• Saved entries:
#####
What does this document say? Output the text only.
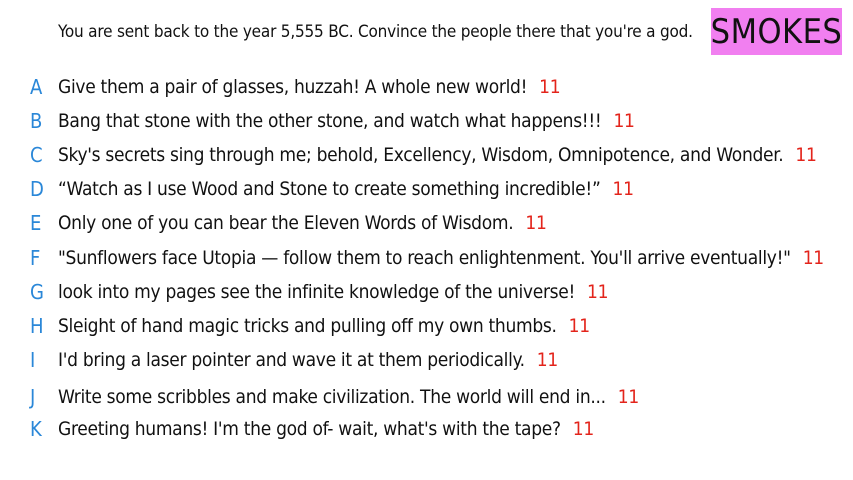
You are sent back to the year 5,555 BC. Convince the people there that you're a god. SMOKES
A Give them a pair of glasses, huzzah! A whole new world! 11
B Bang that stone with the other stone, and watch what happens!!! 11
C Sky's secrets sing through me; behold, Excellency, Wisdom, Omnipotence, and Wonder. 11
D “Watch as I use Wood and Stone to create something incredible!” 11
E Only one of you can bear the Eleven Words of Wisdom. 11
F "Sunflowers face Utopia — follow them to reach enlightenment. You'll arrive eventually!" 11
G look into my pages see the infinite knowledge of the universe! 11
H Sleight of hand magic tricks and pulling off my own thumbs. 11
I	I'd bring a laser pointer and wave it at them periodically. 11
J	Write some scribbles and make civilization. The world will end in... 11
K Greeting humans! I'm the god of- wait, what's with the tape? 11
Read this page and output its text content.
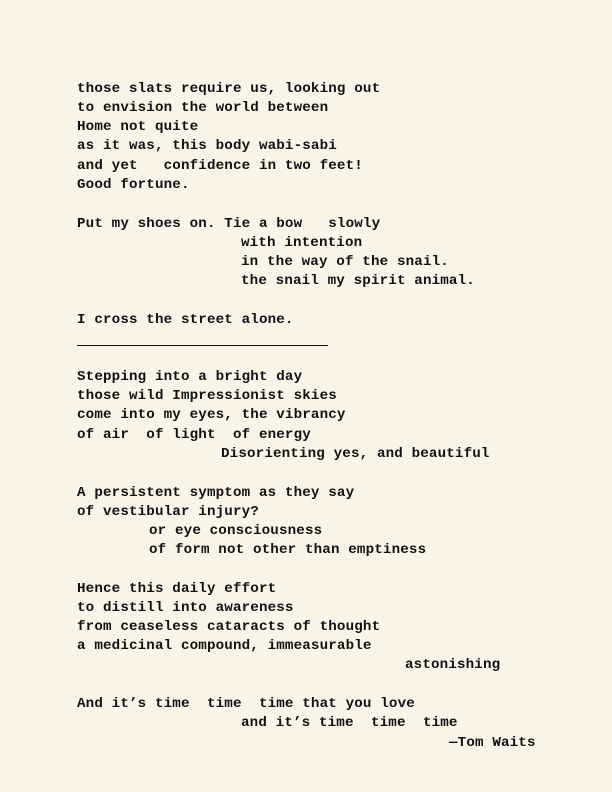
those slats require us, looking out
to envision the world between
Home not quite
as it was, this body wabi-sabi
and yet   confidence in two feet!
Good fortune.
Put my shoes on. Tie a bow   slowly
with intention
in the way of the snail.
the snail my spirit animal.
I cross the street alone.
Stepping into a bright day
those wild Impressionist skies
come into my eyes, the vibrancy
of air  of light  of energy
Disorienting yes, and beautiful
A persistent symptom as they say
of vestibular injury?
or eye consciousness
of form not other than emptiness
Hence this daily effort
to distill into awareness
from ceaseless cataracts of thought
a medicinal compound, immeasurable
astonishing
And it’s time  time  time that you love
and it’s time  time  time
—Tom Waits
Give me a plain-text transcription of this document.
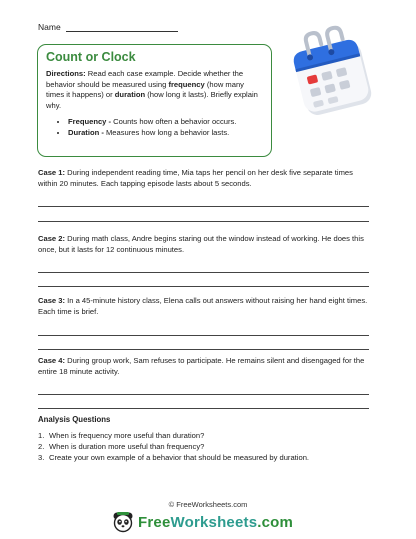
Name
Count or Clock

Directions: Read each case example. Decide whether the behavior should be measured using frequency (how many times it happens) or duration (how long it lasts). Briefly explain why.

• Frequency - Counts how often a behavior occurs.
• Duration - Measures how long a behavior lasts.
Case 1: During independent reading time, Mia taps her pencil on her desk five separate times within 20 minutes. Each tapping episode lasts about 5 seconds.
Case 2: During math class, Andre begins staring out the window instead of working. He does this once, but it lasts for 12 continuous minutes.
Case 3: In a 45-minute history class, Elena calls out answers without raising her hand eight times. Each time is brief.
Case 4: During group work, Sam refuses to participate. He remains silent and disengaged for the entire 18 minute activity.
Analysis Questions
1. When is frequency more useful than duration?
2. When is duration more useful than frequency?
3. Create your own example of a behavior that should be measured by duration.
© FreeWorksheets.com
FreeWorksheets.com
#####
• INSTRUCTIONS TO FOLLOW:
Write out exactly the lines beginning with the line that holds "Read this page and output its text content." and ending with the final line of the data, both ends included, without the pictures.

• FINAL RESULT:
Read this page and output its text content.
those slats require us, looking out
to envision the world between
Home not quite
as it was, this body wabi-sabi
and yet   confidence in two feet!
Good fortune.
Put my shoes on. Tie a bow   slowly
with intention
in the way of the snail.
the snail my spirit animal.
I cross the street alone.
Stepping into a bright day
those wild Impressionist skies
come into my eyes, the vibrancy
of air  of light  of energy
Disorienting yes, and beautiful
A persistent symptom as they say
of vestibular injury?
or eye consciousness
of form not other than emptiness
Hence this daily effort
to distill into awareness
from ceaseless cataracts of thought
a medicinal compound, immeasurable
astonishing
And it’s time  time  time that you love
and it’s time  time  time
—Tom Waits
Give me a plain-text transcription of this document.
Name
Count or Clock

Directions: Read each case example. Decide whether the behavior should be measured using frequency (how many times it happens) or duration (how long it lasts). Briefly explain why.

• Frequency - Counts how often a behavior occurs.
• Duration - Measures how long a behavior lasts.
Case 1: During independent reading time, Mia taps her pencil on her desk five separate times within 20 minutes. Each tapping episode lasts about 5 seconds.
Case 2: During math class, Andre begins staring out the window instead of working. He does this once, but it lasts for 12 continuous minutes.
Case 3: In a 45-minute history class, Elena calls out answers without raising her hand eight times. Each time is brief.
Case 4: During group work, Sam refuses to participate. He remains silent and disengaged for the entire 18 minute activity.
Analysis Questions
1. When is frequency more useful than duration?
2. When is duration more useful than frequency?
3. Create your own example of a behavior that should be measured by duration.
© FreeWorksheets.com
FreeWorksheets.com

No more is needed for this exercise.